*Written exercise*
Output all of the entries exactly as written.

*Provided data*
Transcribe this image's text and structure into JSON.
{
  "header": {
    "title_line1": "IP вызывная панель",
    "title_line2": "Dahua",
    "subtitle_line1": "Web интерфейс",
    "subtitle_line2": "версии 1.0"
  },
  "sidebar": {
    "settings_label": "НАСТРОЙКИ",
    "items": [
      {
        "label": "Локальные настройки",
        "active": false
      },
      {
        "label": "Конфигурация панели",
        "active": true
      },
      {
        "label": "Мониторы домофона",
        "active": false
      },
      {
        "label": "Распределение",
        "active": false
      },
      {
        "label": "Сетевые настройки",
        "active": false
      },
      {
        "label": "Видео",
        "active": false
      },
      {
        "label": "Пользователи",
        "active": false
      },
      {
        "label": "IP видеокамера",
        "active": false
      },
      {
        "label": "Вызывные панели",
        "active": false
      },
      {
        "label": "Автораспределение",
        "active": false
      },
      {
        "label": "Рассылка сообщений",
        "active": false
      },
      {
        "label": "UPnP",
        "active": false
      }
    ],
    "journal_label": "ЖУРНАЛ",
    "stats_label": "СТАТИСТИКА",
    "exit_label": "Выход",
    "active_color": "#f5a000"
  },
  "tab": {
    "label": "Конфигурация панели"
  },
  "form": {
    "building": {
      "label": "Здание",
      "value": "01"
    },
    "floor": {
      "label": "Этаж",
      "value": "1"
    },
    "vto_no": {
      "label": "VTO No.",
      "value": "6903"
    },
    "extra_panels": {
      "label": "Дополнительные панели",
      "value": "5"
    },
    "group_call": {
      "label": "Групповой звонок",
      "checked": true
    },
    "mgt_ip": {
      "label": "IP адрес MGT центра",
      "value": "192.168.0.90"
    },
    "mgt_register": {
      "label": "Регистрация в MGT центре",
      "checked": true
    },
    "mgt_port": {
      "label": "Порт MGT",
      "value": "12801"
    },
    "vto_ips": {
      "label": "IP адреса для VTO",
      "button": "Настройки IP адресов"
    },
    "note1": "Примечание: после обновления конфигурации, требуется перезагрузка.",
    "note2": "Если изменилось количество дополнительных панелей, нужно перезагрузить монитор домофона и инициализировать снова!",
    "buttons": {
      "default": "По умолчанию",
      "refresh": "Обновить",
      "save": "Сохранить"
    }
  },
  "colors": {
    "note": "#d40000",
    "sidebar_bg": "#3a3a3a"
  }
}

*Solution for this task*
Transcribe this image's text and structure into JSON.
{
  "header": {
    "title_line1": "IP вызывная панель",
    "title_line2": "Dahua",
    "subtitle_line1": "Web интерфейс",
    "subtitle_line2": "версии 1.0"
  },
  "sidebar": {
    "settings_label": "НАСТРОЙКИ",
    "items": [
      {
        "label": "Локальные настройки",
        "active": false
      },
      {
        "label": "Конфигурация панели",
        "active": true
      },
      {
        "label": "Мониторы домофона",
        "active": false
      },
      {
        "label": "Распределение",
        "active": false
      },
      {
        "label": "Сетевые настройки",
        "active": false
      },
      {
        "label": "Видео",
        "active": false
      },
      {
        "label": "Пользователи",
        "active": false
      },
      {
        "label": "IP видеокамера",
        "active": false
      },
      {
        "label": "Вызывные панели",
        "active": false
      },
      {
        "label": "Автораспределение",
        "active": false
      },
      {
        "label": "Рассылка сообщений",
        "active": false
      },
      {
        "label": "UPnP",
        "active": false
      }
    ],
    "journal_label": "ЖУРНАЛ",
    "stats_label": "СТАТИСТИКА",
    "exit_label": "Выход",
    "active_color": "#f5a000"
  },
  "tab": {
    "label": "Конфигурация панели"
  },
  "form": {
    "building": {
      "label": "Здание",
      "value": "01"
    },
    "floor": {
      "label": "Этаж",
      "value": "1"
    },
    "vto_no": {
      "label": "VTO No.",
      "value": "6903"
    },
    "extra_panels": {
      "label": "Дополнительные панели",
      "value": "5"
    },
    "group_call": {
      "label": "Групповой звонок",
      "checked": true
    },
    "mgt_ip": {
      "label": "IP адрес MGT центра",
      "value": "192.168.0.90"
    },
    "mgt_register": {
      "label": "Регистрация в MGT центре",
      "checked": true
    },
    "mgt_port": {
      "label": "Порт MGT",
      "value": "12801"
    },
    "vto_ips": {
      "label": "IP адреса для VTO",
      "button": "Настройки IP адресов"
    },
    "note1": "Примечание: после обновления конфигурации, требуется перезагрузка.",
    "note2": "Если изменилось количество дополнительных панелей, нужно перезагрузить монитор домофона и инициализировать снова!",
    "buttons": {
      "default": "По умолчанию",
      "refresh": "Обновить",
      "save": "Сохранить"
    }
  },
  "colors": {
    "note": "#d40000",
    "sidebar_bg": "#3a3a3a"
  }
}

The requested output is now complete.